Requirement:
Copy all the entries below exactly, but not the pictures.

Data excerpts

----------------------------------------

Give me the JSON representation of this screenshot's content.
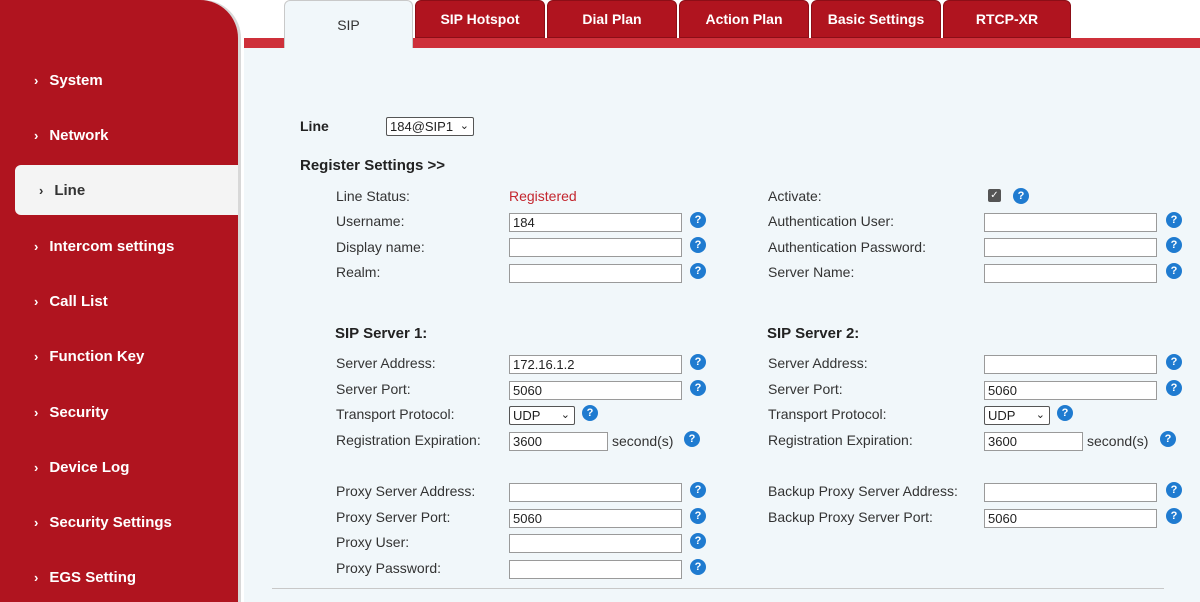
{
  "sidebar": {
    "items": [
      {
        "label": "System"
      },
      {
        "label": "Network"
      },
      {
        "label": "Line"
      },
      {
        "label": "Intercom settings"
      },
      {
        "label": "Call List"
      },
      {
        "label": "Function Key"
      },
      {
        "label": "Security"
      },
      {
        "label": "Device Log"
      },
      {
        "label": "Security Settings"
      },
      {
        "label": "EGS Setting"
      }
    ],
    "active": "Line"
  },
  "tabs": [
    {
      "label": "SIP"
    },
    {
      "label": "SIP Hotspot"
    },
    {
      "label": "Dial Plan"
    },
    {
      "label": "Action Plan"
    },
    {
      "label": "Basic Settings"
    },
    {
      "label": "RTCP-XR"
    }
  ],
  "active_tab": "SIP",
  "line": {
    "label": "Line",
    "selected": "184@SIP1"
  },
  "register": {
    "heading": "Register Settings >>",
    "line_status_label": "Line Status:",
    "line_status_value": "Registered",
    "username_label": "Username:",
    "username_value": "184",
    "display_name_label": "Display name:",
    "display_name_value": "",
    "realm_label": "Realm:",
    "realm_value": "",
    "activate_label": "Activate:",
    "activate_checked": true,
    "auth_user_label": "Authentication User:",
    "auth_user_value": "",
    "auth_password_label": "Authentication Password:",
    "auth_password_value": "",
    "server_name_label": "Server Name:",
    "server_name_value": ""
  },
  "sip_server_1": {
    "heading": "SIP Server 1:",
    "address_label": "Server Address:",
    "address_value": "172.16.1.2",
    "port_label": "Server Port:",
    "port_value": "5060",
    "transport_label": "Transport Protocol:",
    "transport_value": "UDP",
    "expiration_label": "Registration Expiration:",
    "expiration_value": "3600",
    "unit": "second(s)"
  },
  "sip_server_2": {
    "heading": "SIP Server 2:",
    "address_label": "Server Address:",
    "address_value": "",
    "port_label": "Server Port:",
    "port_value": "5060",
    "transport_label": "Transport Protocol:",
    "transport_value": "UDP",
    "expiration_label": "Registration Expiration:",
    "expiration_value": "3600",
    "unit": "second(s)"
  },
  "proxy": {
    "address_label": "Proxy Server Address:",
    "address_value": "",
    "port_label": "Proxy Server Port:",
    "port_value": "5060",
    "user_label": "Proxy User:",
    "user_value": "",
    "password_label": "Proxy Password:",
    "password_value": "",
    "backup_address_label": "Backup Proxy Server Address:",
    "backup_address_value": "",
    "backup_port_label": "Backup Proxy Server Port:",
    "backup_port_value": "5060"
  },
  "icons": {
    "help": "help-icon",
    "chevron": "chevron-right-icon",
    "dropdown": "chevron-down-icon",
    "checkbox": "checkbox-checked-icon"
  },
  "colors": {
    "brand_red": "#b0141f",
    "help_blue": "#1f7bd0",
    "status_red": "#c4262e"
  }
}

----------------------------------------

Answer for the task:
Give me the JSON representation of this screenshot's content.
{
  "sidebar": {
    "items": [
      {
        "label": "System"
      },
      {
        "label": "Network"
      },
      {
        "label": "Line"
      },
      {
        "label": "Intercom settings"
      },
      {
        "label": "Call List"
      },
      {
        "label": "Function Key"
      },
      {
        "label": "Security"
      },
      {
        "label": "Device Log"
      },
      {
        "label": "Security Settings"
      },
      {
        "label": "EGS Setting"
      }
    ],
    "active": "Line"
  },
  "tabs": [
    {
      "label": "SIP"
    },
    {
      "label": "SIP Hotspot"
    },
    {
      "label": "Dial Plan"
    },
    {
      "label": "Action Plan"
    },
    {
      "label": "Basic Settings"
    },
    {
      "label": "RTCP-XR"
    }
  ],
  "active_tab": "SIP",
  "line": {
    "label": "Line",
    "selected": "184@SIP1"
  },
  "register": {
    "heading": "Register Settings >>",
    "line_status_label": "Line Status:",
    "line_status_value": "Registered",
    "username_label": "Username:",
    "username_value": "184",
    "display_name_label": "Display name:",
    "display_name_value": "",
    "realm_label": "Realm:",
    "realm_value": "",
    "activate_label": "Activate:",
    "activate_checked": true,
    "auth_user_label": "Authentication User:",
    "auth_user_value": "",
    "auth_password_label": "Authentication Password:",
    "auth_password_value": "",
    "server_name_label": "Server Name:",
    "server_name_value": ""
  },
  "sip_server_1": {
    "heading": "SIP Server 1:",
    "address_label": "Server Address:",
    "address_value": "172.16.1.2",
    "port_label": "Server Port:",
    "port_value": "5060",
    "transport_label": "Transport Protocol:",
    "transport_value": "UDP",
    "expiration_label": "Registration Expiration:",
    "expiration_value": "3600",
    "unit": "second(s)"
  },
  "sip_server_2": {
    "heading": "SIP Server 2:",
    "address_label": "Server Address:",
    "address_value": "",
    "port_label": "Server Port:",
    "port_value": "5060",
    "transport_label": "Transport Protocol:",
    "transport_value": "UDP",
    "expiration_label": "Registration Expiration:",
    "expiration_value": "3600",
    "unit": "second(s)"
  },
  "proxy": {
    "address_label": "Proxy Server Address:",
    "address_value": "",
    "port_label": "Proxy Server Port:",
    "port_value": "5060",
    "user_label": "Proxy User:",
    "user_value": "",
    "password_label": "Proxy Password:",
    "password_value": "",
    "backup_address_label": "Backup Proxy Server Address:",
    "backup_address_value": "",
    "backup_port_label": "Backup Proxy Server Port:",
    "backup_port_value": "5060"
  },
  "icons": {
    "help": "help-icon",
    "chevron": "chevron-right-icon",
    "dropdown": "chevron-down-icon",
    "checkbox": "checkbox-checked-icon"
  },
  "colors": {
    "brand_red": "#b0141f",
    "help_blue": "#1f7bd0",
    "status_red": "#c4262e"
  }
}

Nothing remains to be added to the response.